== Source ==

Déconseillé aux personnes qui n'ont pas vu le film. La version qui n'en dit pas trop ici > http://www.sueursfroides.fr/critique/requiem-pour-un-massacre-2695

En 1943, dans la campagne biélorusse, Fliora est un jeune adolescent qui quitte son village natal pour s'engager chez les partisans. Ignorant l'ennemi et la guerre de par son âge, il va traverser un chemin de croix bouleversant profondément ses valeurs humaines.

Initialement, Elem Klimov voulait titrer son film « Tuer Hitler » en ne désignant pas Adolf mais le Hitler qui est en nous. Déconseillé par la production car le nom du dictateur aurait été trop peu vendeur, le film fut titré IDI I SMOTRI, en référence au chapitre 6 de l'Apocalypse selon Jean. Repris littéralement VA ET REGARDE pour la sortie en salles en France, le film sera ensuite vendu sous le titre REQUIEM POUR UN MASSACRE, d'abord en VHS par l'éditeur Choc, et en DVD par Potemkine.

===
== Données affichées ==

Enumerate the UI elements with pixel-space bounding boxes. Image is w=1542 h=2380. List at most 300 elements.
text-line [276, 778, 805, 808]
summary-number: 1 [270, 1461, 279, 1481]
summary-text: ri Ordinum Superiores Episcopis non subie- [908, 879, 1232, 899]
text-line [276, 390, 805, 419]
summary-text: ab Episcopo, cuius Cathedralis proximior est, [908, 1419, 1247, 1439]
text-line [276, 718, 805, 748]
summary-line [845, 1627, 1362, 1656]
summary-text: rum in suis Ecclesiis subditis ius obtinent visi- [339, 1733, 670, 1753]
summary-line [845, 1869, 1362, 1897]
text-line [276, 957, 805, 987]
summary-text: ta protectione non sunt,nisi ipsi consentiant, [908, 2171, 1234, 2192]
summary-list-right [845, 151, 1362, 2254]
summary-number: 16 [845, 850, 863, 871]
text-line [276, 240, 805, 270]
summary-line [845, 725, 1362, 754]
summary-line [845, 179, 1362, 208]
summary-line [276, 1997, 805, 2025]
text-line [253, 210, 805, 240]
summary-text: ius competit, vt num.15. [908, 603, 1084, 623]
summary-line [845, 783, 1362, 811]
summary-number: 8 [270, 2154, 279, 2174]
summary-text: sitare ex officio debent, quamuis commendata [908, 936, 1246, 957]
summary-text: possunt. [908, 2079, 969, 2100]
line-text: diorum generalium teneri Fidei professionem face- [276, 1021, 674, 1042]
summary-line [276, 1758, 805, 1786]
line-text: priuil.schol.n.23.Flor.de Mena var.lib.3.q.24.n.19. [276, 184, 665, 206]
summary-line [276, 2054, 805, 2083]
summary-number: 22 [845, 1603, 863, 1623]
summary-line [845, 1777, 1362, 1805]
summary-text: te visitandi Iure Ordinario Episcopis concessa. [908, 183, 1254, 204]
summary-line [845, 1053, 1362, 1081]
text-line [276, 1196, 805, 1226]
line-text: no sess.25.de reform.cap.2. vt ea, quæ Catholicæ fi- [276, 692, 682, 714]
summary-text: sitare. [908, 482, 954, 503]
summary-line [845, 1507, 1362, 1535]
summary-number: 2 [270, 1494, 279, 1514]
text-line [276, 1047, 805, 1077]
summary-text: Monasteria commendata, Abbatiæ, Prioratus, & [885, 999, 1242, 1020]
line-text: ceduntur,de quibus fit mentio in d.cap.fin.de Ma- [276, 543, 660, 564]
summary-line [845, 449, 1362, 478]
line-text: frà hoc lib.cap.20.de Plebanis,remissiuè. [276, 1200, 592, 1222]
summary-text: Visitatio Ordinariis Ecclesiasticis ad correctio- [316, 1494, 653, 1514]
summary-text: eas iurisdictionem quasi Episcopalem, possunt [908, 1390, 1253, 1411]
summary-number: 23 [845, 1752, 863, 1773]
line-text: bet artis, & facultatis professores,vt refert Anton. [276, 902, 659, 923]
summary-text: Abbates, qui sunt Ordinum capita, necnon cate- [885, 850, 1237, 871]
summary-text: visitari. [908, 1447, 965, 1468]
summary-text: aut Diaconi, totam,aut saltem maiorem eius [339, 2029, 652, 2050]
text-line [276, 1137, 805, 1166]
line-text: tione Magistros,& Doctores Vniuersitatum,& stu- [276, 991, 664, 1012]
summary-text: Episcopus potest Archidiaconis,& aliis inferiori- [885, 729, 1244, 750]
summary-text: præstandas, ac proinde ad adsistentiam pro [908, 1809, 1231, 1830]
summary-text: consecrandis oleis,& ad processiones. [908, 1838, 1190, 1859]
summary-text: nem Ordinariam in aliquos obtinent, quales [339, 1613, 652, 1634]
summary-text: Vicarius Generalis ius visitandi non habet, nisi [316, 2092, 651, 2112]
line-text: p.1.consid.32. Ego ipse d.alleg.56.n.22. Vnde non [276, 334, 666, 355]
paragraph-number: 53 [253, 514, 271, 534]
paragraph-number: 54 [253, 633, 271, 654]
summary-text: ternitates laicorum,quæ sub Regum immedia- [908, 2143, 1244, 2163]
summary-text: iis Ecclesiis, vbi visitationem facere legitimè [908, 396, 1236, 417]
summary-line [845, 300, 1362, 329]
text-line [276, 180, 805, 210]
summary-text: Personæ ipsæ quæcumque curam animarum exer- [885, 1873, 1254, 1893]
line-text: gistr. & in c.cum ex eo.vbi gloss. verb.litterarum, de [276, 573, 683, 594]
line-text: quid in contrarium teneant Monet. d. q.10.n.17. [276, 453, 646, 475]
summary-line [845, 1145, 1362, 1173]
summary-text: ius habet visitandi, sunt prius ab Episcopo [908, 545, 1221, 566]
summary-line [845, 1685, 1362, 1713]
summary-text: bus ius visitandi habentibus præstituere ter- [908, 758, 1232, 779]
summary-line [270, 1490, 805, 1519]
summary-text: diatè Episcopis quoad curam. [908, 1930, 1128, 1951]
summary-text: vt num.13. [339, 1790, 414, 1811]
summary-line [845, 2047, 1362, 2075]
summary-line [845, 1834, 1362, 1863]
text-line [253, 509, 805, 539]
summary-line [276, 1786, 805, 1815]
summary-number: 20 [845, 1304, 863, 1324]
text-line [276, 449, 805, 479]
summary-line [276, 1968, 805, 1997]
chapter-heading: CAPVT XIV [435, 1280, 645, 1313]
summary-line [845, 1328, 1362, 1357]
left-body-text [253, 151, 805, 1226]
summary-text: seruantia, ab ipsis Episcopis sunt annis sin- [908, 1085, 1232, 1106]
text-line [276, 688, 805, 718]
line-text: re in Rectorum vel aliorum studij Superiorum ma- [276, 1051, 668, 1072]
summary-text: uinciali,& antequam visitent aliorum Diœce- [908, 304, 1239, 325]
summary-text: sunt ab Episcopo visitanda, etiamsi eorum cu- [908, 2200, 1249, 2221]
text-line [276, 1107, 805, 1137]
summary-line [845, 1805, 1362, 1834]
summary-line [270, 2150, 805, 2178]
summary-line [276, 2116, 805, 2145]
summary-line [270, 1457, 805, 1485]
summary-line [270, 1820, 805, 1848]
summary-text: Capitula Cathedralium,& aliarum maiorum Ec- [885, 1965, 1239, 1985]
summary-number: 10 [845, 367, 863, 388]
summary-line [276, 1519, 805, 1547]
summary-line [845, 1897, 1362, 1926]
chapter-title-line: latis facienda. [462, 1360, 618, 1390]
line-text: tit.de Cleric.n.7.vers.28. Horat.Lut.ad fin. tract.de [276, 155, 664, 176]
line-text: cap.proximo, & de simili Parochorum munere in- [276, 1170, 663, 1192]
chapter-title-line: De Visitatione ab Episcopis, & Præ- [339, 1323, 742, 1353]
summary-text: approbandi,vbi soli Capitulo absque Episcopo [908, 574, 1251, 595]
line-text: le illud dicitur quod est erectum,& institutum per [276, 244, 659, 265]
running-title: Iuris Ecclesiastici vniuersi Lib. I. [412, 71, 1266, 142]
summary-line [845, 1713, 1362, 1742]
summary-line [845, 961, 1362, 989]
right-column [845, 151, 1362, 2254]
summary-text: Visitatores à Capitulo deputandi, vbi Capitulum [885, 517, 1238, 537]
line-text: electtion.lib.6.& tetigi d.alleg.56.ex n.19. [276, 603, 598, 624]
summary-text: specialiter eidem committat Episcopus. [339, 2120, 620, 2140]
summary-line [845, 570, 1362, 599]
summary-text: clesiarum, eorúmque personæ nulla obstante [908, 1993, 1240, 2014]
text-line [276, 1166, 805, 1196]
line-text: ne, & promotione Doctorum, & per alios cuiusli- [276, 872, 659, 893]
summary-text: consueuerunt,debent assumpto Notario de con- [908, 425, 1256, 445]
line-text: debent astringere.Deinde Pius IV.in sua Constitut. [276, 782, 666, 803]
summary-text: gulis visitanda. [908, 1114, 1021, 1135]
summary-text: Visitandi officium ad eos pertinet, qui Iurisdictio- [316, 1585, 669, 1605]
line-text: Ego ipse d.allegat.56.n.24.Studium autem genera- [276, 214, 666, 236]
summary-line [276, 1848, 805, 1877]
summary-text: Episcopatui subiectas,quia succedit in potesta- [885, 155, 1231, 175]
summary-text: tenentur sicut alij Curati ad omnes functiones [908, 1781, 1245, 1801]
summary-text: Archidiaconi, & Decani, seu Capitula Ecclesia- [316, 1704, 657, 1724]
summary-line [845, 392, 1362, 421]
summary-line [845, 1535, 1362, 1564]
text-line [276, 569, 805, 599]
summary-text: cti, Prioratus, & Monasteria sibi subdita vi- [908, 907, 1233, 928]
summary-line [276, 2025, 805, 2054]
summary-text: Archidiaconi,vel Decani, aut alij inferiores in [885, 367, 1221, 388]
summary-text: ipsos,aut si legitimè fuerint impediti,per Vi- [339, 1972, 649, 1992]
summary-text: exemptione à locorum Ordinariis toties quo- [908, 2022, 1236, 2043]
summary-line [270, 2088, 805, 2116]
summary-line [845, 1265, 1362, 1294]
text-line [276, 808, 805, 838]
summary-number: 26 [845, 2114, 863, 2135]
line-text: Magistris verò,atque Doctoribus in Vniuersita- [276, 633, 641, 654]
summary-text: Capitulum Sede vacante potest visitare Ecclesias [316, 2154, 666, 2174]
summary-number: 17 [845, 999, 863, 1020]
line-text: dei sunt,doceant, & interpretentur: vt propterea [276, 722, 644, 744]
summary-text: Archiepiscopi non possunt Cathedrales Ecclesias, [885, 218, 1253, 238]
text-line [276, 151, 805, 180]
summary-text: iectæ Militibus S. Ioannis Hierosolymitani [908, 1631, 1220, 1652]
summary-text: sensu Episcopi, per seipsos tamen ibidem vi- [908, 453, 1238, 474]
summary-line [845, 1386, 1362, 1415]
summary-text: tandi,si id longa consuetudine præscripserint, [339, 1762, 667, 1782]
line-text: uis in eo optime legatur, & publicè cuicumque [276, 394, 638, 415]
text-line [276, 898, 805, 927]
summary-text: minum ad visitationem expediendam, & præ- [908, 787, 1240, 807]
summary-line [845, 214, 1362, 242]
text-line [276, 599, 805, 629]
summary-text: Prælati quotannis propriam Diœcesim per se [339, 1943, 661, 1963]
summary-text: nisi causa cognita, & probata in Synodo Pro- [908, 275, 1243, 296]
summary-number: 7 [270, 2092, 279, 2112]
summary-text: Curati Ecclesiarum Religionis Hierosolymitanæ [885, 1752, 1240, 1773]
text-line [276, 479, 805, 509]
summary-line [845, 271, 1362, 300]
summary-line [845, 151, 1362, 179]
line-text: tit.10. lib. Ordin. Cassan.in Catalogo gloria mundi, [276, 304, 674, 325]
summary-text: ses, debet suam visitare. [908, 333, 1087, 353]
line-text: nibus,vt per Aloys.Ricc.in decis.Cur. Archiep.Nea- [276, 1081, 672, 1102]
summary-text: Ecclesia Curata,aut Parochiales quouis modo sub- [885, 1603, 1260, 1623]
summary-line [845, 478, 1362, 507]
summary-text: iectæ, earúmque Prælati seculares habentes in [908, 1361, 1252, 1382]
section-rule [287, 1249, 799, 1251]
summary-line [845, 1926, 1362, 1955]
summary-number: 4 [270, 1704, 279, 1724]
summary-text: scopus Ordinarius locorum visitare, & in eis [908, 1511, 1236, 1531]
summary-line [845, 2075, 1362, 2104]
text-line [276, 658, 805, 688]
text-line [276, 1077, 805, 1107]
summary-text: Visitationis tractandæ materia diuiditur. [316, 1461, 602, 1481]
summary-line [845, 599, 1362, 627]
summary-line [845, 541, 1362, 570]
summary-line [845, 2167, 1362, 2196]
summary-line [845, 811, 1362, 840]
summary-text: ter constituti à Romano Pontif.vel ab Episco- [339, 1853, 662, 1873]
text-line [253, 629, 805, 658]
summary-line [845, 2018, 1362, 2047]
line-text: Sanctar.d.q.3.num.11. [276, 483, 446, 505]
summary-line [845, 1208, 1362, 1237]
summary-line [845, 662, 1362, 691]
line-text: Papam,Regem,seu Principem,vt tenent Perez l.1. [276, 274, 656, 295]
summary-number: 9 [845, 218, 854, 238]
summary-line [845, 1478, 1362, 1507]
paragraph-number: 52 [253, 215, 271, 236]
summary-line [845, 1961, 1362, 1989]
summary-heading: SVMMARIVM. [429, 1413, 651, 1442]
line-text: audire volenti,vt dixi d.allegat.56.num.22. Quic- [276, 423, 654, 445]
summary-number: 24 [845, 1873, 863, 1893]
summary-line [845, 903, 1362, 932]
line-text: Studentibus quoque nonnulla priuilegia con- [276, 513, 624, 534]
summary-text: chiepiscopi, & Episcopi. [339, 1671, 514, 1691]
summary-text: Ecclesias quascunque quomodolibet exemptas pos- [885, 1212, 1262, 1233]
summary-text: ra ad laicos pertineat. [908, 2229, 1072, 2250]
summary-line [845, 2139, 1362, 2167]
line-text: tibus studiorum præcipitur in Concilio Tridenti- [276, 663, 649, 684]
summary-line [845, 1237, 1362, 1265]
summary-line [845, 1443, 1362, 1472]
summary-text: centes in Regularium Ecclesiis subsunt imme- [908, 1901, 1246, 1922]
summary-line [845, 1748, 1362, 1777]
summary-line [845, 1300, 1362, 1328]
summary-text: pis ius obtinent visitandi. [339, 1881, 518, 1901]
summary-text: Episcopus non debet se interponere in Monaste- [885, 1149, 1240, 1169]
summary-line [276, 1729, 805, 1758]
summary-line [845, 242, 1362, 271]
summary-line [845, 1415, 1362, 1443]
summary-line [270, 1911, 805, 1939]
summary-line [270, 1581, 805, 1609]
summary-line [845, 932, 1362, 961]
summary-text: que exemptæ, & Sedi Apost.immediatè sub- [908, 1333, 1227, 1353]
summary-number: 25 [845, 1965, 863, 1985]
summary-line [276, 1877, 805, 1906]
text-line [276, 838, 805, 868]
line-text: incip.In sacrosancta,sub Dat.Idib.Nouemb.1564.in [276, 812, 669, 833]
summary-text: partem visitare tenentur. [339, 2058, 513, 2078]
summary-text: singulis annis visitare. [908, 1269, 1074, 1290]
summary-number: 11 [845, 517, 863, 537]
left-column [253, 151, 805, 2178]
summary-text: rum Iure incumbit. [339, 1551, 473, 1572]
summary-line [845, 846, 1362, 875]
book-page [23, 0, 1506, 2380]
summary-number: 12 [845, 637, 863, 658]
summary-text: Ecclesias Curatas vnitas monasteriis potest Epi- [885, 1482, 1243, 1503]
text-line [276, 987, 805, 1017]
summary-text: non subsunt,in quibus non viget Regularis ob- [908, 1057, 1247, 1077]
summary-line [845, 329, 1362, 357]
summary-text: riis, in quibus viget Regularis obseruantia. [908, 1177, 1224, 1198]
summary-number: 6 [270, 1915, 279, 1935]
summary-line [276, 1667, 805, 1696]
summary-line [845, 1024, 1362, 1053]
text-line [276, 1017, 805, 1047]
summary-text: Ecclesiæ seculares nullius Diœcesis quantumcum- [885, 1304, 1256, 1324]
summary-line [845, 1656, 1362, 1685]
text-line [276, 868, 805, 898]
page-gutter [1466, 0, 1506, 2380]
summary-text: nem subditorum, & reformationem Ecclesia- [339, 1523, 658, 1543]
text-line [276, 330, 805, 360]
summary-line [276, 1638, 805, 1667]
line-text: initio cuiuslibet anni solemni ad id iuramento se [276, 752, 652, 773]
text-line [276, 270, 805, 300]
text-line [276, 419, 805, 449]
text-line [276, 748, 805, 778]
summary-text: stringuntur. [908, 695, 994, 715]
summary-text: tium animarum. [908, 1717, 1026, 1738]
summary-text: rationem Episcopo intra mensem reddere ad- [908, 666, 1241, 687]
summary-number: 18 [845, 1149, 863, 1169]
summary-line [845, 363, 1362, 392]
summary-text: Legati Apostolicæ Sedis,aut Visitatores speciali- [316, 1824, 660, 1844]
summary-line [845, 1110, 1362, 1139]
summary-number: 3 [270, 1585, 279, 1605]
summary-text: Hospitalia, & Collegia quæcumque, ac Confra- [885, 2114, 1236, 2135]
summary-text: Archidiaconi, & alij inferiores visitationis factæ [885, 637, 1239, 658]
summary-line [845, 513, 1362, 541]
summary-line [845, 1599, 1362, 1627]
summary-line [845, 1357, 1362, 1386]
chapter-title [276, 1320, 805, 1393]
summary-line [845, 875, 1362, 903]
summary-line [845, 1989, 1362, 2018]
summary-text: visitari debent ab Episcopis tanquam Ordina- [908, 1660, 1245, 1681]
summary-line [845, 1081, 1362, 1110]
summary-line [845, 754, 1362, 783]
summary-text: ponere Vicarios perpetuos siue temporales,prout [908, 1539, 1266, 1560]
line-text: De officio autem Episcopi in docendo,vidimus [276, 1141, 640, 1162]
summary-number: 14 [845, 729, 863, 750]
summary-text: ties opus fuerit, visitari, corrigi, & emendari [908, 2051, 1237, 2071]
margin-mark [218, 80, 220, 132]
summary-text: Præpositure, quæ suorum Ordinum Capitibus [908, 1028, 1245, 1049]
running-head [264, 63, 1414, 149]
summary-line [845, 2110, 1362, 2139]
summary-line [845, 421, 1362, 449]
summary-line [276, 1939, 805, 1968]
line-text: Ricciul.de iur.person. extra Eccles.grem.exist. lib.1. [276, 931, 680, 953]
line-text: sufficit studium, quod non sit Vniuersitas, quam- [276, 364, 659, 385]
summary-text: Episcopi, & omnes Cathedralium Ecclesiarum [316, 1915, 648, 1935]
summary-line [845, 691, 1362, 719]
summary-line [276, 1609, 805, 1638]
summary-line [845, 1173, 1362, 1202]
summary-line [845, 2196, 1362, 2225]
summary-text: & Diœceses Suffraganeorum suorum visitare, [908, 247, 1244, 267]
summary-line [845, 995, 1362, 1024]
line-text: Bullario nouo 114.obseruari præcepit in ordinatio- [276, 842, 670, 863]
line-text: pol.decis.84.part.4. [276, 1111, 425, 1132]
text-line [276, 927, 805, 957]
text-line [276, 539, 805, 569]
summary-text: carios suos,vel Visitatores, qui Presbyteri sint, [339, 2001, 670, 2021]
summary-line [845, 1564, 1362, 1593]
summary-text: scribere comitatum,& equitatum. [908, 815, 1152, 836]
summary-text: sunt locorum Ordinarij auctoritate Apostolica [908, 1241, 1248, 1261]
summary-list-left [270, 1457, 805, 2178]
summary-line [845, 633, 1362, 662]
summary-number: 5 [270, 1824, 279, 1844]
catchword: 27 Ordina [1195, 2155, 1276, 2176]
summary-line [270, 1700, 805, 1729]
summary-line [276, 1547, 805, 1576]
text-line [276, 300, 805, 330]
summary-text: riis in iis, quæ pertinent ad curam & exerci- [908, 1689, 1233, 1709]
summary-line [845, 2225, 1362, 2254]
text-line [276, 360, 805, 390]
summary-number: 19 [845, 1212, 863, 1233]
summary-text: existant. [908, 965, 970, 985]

===

* [Objectif 1]: Selon la critique, quel titre Elem Klimov voulait-il donner initialement à son film ?
* [Objectif 2]: Recopiez les lignes de la liste depuis son début jusqu'à la ligne contenant "summary-line [845, 1627, 1362, 1656]", bornes incluses.
La critique et la liste sont deux matériaux sans lien entre eux.

* [Réponse complète 1]: « Tuer Hitler »

* [Réponse complète 2]:
Enumerate the UI elements with pixel-space bounding boxes. Image is w=1542 h=2380. List at most 300 elements.
text-line [276, 778, 805, 808]
summary-number: 1 [270, 1461, 279, 1481]
summary-text: ri Ordinum Superiores Episcopis non subie- [908, 879, 1232, 899]
text-line [276, 390, 805, 419]
summary-text: ab Episcopo, cuius Cathedralis proximior est, [908, 1419, 1247, 1439]
text-line [276, 718, 805, 748]
summary-line [845, 1627, 1362, 1656]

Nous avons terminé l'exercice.